- Selected text -
Ref.: MCoBi02-009
Apresentador: Maria Beatriz Sousa Mágulas
Autores (Instituição): Mágulas, M.B.(Universidade Federal do Piauí); Silva, M.D.(Universidade Federal do Piaui); Santana, M.d.(UFPI); Lima, G.G.(Universidade Federal do Piauí); Nolêto, B.J.(Universidade Federal do Piauí); De Sousa, R.R.(Universidade Federal do Piauí); Andrade, H.M.(Universidade Federal do Piauí); Marciano, F.R.(Universidade Federal do Piaui); Lobo, A.d.(Universidade Federal do Piauí); Santos, W.C.(Universidade Federal do Piauí);
Resumo:
Osteonecrosis, which can arise from various etiologies, has sparked discussions regarding the complexity of its treatment, given its progressive nature and its impact on young individuals in their productive years [1]. Consequently, in response to the demands of modern medicine, the adoption of new technologies offers versatility in the possibility of developing novel devices that, when integrated with the human body, record essential information for medical treatment [2]. Consequently, Microneedles (MNs) emerge as a response to these pressing demands, offering their minimally invasive characteristic through the skin, rendering them suitable for disease treatment, monitoring, and drug administration [3]. In the presenty study, microneedles will be developed using cost-effective techniques based on GelMA/Graphene hydrogel at varying concentrations. The mold was obtained via conventional 3D printing using poly (lactic acid) (PLA), aiming for innovative and reproducible compendiums for further studies. Subsequently, the molds underwent plasma treatment via Dielectric Barrier Discharge (DBD) for surface modification, with the purpose of altering the hydrophobic nature of PLA, facilitating the demolding of the microneedles. Afterwards, the obtained MNs will be morphologically characterized using Scanning Electron Microscopy (SEM) and Optical Microscopy (OM), chemically analyzed using Fourier Transform Infrared Spectroscopy (FTIR), thermally evaluated through Exploratory Differential Scanning Calorimetry, mechanically tested via compression assays, and electrochemically assessed. It is expected that, in a promising and revolutionary manner, the MNs will exhibit significant potential to support and streamline treatments for osteonecrosis.

- Aim of the task -
Can you recast the microneedle abstract's paragraph beginning "Osteonecrosis, which can arise" as a short list that keeps its main facts? Rely on the text alone.

Collected data
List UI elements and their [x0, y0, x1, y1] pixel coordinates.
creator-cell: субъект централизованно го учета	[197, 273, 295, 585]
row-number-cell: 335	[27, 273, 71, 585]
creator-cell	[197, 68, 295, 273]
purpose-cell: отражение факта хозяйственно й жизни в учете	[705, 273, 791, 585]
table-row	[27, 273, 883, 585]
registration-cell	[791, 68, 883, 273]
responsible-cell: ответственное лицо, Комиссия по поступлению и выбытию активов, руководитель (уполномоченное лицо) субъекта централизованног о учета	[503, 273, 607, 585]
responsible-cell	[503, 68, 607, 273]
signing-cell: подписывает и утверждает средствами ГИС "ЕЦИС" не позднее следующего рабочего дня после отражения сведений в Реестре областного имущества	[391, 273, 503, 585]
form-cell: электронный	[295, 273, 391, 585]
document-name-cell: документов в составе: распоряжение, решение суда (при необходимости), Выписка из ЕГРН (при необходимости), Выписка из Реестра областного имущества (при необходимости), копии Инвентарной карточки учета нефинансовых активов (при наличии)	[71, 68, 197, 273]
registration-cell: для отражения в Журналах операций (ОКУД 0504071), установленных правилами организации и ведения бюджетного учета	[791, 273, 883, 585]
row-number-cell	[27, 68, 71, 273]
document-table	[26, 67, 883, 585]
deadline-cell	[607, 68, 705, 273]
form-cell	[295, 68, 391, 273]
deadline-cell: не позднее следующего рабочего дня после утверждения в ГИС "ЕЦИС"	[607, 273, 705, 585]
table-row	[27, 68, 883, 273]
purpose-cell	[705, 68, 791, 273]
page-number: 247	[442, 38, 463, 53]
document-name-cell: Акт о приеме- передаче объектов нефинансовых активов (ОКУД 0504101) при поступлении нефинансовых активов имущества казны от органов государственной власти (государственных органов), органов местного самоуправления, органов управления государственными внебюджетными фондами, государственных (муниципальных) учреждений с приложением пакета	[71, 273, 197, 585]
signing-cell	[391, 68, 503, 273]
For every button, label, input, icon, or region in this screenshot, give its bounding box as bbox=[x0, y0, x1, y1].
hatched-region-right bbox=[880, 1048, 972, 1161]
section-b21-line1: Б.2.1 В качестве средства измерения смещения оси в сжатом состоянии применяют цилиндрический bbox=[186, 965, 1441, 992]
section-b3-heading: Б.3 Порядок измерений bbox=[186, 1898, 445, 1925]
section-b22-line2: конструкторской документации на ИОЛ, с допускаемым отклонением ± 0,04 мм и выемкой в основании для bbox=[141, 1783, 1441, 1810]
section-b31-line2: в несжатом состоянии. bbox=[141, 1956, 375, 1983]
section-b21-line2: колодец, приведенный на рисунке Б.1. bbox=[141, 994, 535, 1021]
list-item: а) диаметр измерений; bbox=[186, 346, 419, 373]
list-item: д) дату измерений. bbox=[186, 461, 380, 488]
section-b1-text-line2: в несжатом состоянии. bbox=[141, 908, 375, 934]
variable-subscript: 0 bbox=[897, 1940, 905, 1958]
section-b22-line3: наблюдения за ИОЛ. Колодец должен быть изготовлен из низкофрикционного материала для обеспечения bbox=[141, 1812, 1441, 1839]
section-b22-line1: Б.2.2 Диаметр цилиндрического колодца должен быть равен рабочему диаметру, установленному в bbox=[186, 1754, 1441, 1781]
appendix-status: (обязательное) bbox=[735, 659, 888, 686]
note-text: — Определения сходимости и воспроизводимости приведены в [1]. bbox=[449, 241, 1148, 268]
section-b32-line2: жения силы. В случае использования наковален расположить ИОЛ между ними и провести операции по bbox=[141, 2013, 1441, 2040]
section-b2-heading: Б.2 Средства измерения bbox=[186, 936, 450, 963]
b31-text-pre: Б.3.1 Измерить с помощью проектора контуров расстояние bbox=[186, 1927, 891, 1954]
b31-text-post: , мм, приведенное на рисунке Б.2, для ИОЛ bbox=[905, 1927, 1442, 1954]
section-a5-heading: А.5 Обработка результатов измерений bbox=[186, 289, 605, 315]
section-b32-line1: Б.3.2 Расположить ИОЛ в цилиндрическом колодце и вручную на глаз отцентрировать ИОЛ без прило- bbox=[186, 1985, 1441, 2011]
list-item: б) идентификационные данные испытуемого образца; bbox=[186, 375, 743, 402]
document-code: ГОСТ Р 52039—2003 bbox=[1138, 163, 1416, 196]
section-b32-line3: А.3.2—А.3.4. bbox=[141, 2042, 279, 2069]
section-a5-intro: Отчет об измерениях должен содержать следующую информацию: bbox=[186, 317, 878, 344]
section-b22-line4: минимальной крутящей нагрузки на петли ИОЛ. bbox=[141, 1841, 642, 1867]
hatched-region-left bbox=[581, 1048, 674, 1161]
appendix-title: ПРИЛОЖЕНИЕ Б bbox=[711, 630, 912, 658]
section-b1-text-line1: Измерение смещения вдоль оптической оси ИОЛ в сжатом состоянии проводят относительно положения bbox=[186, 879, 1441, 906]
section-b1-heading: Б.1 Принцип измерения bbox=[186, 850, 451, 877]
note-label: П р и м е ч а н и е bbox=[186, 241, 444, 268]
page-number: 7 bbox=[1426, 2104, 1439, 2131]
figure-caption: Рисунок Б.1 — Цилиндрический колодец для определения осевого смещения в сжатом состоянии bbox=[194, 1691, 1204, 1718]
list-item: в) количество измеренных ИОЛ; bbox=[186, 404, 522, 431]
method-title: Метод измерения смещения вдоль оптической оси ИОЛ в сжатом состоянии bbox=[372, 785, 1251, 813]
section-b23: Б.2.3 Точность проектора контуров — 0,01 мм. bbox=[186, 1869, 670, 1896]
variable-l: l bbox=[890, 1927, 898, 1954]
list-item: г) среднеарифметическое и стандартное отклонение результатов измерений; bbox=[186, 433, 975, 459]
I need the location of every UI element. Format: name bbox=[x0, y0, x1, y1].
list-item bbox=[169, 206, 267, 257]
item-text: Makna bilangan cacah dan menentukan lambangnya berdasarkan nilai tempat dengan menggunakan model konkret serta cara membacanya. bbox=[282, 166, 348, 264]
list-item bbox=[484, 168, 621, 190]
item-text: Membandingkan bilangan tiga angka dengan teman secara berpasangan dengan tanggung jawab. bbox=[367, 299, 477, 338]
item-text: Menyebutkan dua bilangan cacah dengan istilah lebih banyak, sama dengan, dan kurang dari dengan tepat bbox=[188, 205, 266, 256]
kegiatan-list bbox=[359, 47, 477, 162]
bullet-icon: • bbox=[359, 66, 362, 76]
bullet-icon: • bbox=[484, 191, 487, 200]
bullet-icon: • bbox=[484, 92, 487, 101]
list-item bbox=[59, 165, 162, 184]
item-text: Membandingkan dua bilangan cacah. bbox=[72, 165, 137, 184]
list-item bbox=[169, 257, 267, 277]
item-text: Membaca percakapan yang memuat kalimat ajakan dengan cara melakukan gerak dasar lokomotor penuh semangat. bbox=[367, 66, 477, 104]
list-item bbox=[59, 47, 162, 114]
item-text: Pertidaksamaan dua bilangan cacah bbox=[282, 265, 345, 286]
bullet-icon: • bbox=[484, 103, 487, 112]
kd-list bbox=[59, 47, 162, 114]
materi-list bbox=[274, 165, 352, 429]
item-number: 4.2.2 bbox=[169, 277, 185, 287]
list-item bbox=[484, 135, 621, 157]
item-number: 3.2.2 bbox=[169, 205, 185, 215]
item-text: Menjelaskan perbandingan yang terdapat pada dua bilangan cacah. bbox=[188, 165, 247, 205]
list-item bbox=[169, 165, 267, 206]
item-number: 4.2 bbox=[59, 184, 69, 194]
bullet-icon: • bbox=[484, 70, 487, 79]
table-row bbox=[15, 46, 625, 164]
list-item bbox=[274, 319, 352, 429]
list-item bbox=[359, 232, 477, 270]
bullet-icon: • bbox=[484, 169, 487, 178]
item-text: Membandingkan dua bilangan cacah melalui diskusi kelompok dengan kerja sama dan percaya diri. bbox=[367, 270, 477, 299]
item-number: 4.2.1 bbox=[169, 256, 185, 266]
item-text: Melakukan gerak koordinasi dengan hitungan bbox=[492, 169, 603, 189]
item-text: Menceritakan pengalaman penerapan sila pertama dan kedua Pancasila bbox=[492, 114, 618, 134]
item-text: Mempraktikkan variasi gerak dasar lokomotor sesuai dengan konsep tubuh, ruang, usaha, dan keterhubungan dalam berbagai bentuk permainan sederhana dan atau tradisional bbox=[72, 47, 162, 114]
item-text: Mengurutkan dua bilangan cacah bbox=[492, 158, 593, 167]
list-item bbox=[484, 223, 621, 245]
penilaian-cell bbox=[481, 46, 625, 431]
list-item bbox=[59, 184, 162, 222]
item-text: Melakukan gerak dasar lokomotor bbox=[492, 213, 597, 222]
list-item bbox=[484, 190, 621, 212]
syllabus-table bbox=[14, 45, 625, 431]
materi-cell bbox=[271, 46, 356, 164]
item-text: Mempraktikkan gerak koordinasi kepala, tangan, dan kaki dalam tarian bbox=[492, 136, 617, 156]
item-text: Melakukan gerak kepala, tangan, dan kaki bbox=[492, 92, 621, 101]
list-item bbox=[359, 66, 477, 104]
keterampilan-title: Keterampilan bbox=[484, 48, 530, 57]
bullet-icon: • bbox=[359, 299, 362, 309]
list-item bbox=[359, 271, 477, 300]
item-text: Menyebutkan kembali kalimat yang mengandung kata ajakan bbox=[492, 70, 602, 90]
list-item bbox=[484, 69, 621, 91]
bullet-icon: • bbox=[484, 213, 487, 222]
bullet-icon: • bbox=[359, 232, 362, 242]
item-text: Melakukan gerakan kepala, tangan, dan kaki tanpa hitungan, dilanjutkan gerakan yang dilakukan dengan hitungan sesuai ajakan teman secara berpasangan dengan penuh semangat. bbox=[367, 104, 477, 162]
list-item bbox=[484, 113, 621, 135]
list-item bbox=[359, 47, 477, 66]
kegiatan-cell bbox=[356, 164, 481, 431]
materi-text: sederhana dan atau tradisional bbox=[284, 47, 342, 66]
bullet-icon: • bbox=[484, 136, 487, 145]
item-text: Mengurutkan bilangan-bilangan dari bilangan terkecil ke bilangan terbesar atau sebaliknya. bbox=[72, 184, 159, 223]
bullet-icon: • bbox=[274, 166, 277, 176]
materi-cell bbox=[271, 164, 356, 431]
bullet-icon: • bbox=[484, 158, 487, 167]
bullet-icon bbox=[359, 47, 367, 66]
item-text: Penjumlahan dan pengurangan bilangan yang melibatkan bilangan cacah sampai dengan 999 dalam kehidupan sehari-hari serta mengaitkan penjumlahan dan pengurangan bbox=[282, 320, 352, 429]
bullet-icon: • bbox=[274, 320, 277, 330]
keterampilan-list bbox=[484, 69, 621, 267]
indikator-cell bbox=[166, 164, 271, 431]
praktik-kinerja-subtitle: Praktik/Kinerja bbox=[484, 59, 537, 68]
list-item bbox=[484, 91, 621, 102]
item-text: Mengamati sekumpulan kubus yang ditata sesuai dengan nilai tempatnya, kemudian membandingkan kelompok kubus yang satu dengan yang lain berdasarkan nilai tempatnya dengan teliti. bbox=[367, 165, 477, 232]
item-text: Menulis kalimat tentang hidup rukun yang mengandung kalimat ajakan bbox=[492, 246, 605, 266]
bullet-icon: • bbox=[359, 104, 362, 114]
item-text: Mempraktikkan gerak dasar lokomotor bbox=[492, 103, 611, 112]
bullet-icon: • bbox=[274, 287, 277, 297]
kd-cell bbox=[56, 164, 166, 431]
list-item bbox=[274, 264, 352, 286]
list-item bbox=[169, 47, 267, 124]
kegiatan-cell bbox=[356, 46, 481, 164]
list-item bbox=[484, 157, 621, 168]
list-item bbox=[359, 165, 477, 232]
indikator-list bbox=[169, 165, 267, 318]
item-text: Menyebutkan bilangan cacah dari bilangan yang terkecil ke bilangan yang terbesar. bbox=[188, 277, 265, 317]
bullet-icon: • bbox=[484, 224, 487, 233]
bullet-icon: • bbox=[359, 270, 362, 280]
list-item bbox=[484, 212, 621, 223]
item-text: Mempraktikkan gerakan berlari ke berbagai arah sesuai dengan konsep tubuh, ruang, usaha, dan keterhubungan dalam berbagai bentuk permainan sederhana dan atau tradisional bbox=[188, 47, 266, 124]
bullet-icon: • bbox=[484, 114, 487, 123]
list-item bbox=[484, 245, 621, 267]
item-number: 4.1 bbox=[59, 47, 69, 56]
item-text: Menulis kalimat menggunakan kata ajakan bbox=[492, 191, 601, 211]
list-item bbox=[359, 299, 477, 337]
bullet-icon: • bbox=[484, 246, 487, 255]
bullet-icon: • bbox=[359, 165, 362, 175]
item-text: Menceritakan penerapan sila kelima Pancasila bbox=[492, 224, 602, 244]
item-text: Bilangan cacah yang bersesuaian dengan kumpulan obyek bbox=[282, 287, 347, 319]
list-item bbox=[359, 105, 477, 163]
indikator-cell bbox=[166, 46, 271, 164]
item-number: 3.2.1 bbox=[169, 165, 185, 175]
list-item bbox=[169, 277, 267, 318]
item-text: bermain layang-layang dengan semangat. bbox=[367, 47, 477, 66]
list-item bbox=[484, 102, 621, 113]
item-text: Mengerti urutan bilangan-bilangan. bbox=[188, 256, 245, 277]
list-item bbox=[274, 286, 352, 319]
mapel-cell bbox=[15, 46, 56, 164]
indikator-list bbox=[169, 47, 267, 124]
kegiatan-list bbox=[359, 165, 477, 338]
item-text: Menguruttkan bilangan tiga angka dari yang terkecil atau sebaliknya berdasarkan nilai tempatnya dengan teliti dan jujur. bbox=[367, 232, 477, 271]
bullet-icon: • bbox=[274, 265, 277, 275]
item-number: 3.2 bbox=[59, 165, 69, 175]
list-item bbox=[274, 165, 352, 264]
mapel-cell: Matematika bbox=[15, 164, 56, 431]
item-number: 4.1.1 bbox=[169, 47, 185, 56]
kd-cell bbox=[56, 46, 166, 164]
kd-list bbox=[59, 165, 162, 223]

- Answer for the task -
- Osteonecrosis can have various causes. Its treatment is complex because it progresses and affects young people in their productive years.
- New technologies make it possible to build devices that work with the human body and record information needed for treatment.
- Microneedles (MNs) are minimally invasive through the skin. This suits them for disease treatment, monitoring and drug administration.
- In this study, MNs will be made with cost-effective techniques from GelMA/Graphene hydrogel at varying concentrations.
- The mold was made by conventional 3D printing in poly(lactic acid) (PLA).
- The molds were plasma-treated by Dielectric Barrier Discharge (DBD). This changed PLA's hydrophobic surface and made demolding easier.
- The MNs will then be characterized:
  - morphologically by SEM and optical microscopy
  - chemically by FTIR
  - thermally by Exploratory Differential Scanning Calorimetry
  - mechanically by compression assays
  - electrochemically
- The MNs are expected to show significant potential to support and streamline osteonecrosis treatment.